## start

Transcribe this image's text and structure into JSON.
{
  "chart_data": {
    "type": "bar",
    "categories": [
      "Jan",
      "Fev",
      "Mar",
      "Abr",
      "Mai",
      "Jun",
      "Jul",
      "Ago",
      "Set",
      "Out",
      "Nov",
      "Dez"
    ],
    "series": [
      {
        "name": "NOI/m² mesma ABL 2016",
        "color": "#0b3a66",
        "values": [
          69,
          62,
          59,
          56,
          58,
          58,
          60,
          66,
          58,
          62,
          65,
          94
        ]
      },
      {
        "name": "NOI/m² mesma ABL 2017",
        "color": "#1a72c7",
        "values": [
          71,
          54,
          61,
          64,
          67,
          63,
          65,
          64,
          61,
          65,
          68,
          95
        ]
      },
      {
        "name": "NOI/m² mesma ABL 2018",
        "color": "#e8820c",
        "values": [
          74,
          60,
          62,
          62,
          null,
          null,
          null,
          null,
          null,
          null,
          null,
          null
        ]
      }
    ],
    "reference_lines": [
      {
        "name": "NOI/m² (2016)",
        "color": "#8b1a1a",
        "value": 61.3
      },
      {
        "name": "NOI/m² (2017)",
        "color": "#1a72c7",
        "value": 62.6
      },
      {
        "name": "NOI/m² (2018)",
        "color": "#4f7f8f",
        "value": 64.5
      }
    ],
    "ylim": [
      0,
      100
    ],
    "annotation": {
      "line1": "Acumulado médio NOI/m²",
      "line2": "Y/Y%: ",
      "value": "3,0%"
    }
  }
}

## end

| Set exercise |
Repeat all of the entries exactly.

| Final result |
Transcribe this image's text and structure into JSON.
{
  "chart_data": {
    "type": "bar",
    "categories": [
      "Jan",
      "Fev",
      "Mar",
      "Abr",
      "Mai",
      "Jun",
      "Jul",
      "Ago",
      "Set",
      "Out",
      "Nov",
      "Dez"
    ],
    "series": [
      {
        "name": "NOI/m² mesma ABL 2016",
        "color": "#0b3a66",
        "values": [
          69,
          62,
          59,
          56,
          58,
          58,
          60,
          66,
          58,
          62,
          65,
          94
        ]
      },
      {
        "name": "NOI/m² mesma ABL 2017",
        "color": "#1a72c7",
        "values": [
          71,
          54,
          61,
          64,
          67,
          63,
          65,
          64,
          61,
          65,
          68,
          95
        ]
      },
      {
        "name": "NOI/m² mesma ABL 2018",
        "color": "#e8820c",
        "values": [
          74,
          60,
          62,
          62,
          null,
          null,
          null,
          null,
          null,
          null,
          null,
          null
        ]
      }
    ],
    "reference_lines": [
      {
        "name": "NOI/m² (2016)",
        "color": "#8b1a1a",
        "value": 61.3
      },
      {
        "name": "NOI/m² (2017)",
        "color": "#1a72c7",
        "value": 62.6
      },
      {
        "name": "NOI/m² (2018)",
        "color": "#4f7f8f",
        "value": 64.5
      }
    ],
    "ylim": [
      0,
      100
    ],
    "annotation": {
      "line1": "Acumulado médio NOI/m²",
      "line2": "Y/Y%: ",
      "value": "3,0%"
    }
  }
}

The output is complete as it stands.